■ **WORK REQUEST**
Write out all of the entries exactly as given.

■ **Extracts from a graphics dataset**
⁂

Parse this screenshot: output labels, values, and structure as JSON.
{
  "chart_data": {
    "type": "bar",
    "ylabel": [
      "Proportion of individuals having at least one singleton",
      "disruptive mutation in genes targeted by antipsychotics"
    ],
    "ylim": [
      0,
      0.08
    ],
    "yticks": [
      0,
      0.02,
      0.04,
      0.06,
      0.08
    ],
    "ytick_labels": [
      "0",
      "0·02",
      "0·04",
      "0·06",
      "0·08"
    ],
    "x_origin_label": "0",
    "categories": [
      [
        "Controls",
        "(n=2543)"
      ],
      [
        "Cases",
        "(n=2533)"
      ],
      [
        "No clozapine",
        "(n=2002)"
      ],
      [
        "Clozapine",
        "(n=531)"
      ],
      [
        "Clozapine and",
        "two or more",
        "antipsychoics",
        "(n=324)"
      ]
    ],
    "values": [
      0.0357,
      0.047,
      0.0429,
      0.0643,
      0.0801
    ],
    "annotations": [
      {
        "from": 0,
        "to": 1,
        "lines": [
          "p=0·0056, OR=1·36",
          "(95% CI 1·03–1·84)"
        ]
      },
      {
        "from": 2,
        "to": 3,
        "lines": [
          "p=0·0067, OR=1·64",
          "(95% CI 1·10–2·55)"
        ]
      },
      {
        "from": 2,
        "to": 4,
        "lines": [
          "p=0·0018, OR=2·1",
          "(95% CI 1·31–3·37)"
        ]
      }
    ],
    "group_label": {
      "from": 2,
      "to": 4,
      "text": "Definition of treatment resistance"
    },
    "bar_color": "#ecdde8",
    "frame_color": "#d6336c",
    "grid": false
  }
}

⁂

■ **TASK ANSWER**
Parse this screenshot: output labels, values, and structure as JSON.
{
  "chart_data": {
    "type": "bar",
    "ylabel": [
      "Proportion of individuals having at least one singleton",
      "disruptive mutation in genes targeted by antipsychotics"
    ],
    "ylim": [
      0,
      0.08
    ],
    "yticks": [
      0,
      0.02,
      0.04,
      0.06,
      0.08
    ],
    "ytick_labels": [
      "0",
      "0·02",
      "0·04",
      "0·06",
      "0·08"
    ],
    "x_origin_label": "0",
    "categories": [
      [
        "Controls",
        "(n=2543)"
      ],
      [
        "Cases",
        "(n=2533)"
      ],
      [
        "No clozapine",
        "(n=2002)"
      ],
      [
        "Clozapine",
        "(n=531)"
      ],
      [
        "Clozapine and",
        "two or more",
        "antipsychoics",
        "(n=324)"
      ]
    ],
    "values": [
      0.0357,
      0.047,
      0.0429,
      0.0643,
      0.0801
    ],
    "annotations": [
      {
        "from": 0,
        "to": 1,
        "lines": [
          "p=0·0056, OR=1·36",
          "(95% CI 1·03–1·84)"
        ]
      },
      {
        "from": 2,
        "to": 3,
        "lines": [
          "p=0·0067, OR=1·64",
          "(95% CI 1·10–2·55)"
        ]
      },
      {
        "from": 2,
        "to": 4,
        "lines": [
          "p=0·0018, OR=2·1",
          "(95% CI 1·31–3·37)"
        ]
      }
    ],
    "group_label": {
      "from": 2,
      "to": 4,
      "text": "Definition of treatment resistance"
    },
    "bar_color": "#ecdde8",
    "frame_color": "#d6336c",
    "grid": false
  }
}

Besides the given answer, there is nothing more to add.